- [Отрывок для чтения]:
——————

И Дон-Кихоту, и Адрияну, и Смердякову, и прочим мифологически мыслящим персонажам должно быть изначально ясно, что, зачем и почему они делают. Их логика должна быть безупречной, только тогда нонсенс явится читателю как абсурд и произведет необходимый эффект: поставит в тупик.

В эстетических теориях абсурда по инерции отсутствие и уничтоженность смысла выдвигается в качестве основного конструктивного принципа поэтики абсурда, но тут же в этих теориях появляется понятие "иррациональности", "мнимости", которое не имеет отношения к абсурду, понятие "семантического сумбура", в словарях логики абсурду противопоставляемое. Создается впечатление, что мы каждый раз сталкиваемся с терминологической путаницей. Поэтому следует определиться: если к тому или иному художественно-логическому явлению можно применить термин "иррациональность", то оно не абсурдно: "мнимое" может быть и абсурдным, поскольку символ абсурда -1 является в современной науке мнимым числом. Но современная наука в этом случае исключает понятие "абсурд", вот почему нужно и здесь быть осторожным: важно выяснить имел ли в виду автор мнимую реальность, или же он хотел показать ее как абсурдную. В первом случае его логическим спутником должна оказаться какая-либо из релятивистских теорий, во втором случае- закон запрета противоречий.

——————

- [Собранные материалы]:
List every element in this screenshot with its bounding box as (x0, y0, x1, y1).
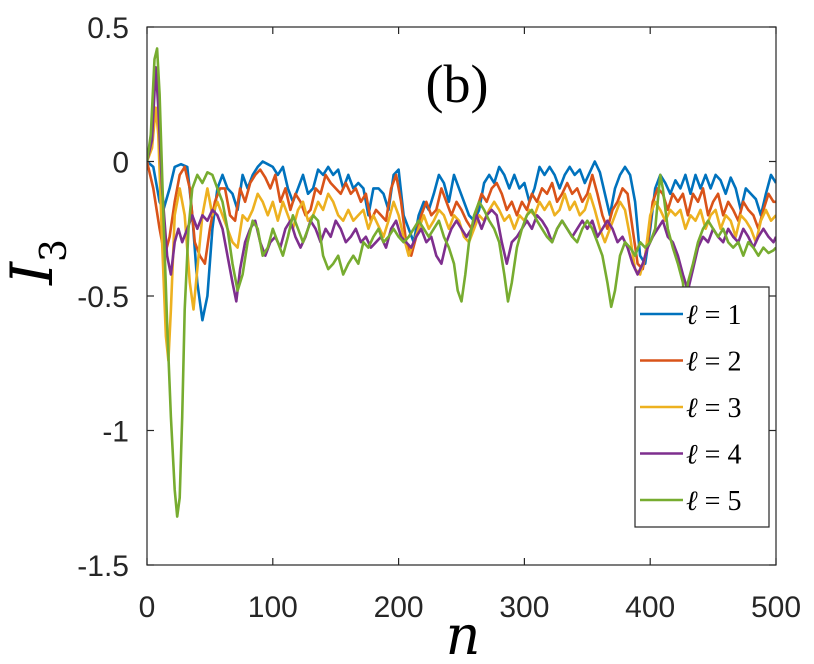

——————

Продолжите отрывок о поэтике абсурда, начав сразу после его последнего предложения.

- [Результат задания]:
Стало традицией заниматься поэтикой абсурда, театром абсурда одновременно в рамках эстетики и социологии. Попытку привести эстетико-социологические исследования в области абсурда к общему знаменателю мы находим в диссертации Е.Кондюковой (Екатеринбург). Там в плане соотнесения социального опыта и его художественного обобщения указывается на связь художественного сумбура с общественными процессами и анализируется ситуация одновременного кризиса искусства и общества. Такие аналогии обычно проводятся без учета структуры общества, т.е. без учета теории литературы, которая однозначности суждений смогла бы только помешать.

Поскольку государственники со своими социологическими теориями со времен Платона изгоняют поэтов из государства, то поэтам следовало бы сделать то же самое- изгнать социологов из той области, где хозяевами являются поэты, и запретить социологам заниматься поэтическими теориями. Это было бы не менее разумно.

В XVIII столетии, говоря о силах, связующих и разрушающих общест-ва, Эдмунд Брук применил понятие reductio ad absurdum в своем ирони-ческом эссе "защита естественного общества". Здесь rebuctio ad absurdum относится к тому методу, которым действует история, низводящая успехи в области искусства системой организованного общества.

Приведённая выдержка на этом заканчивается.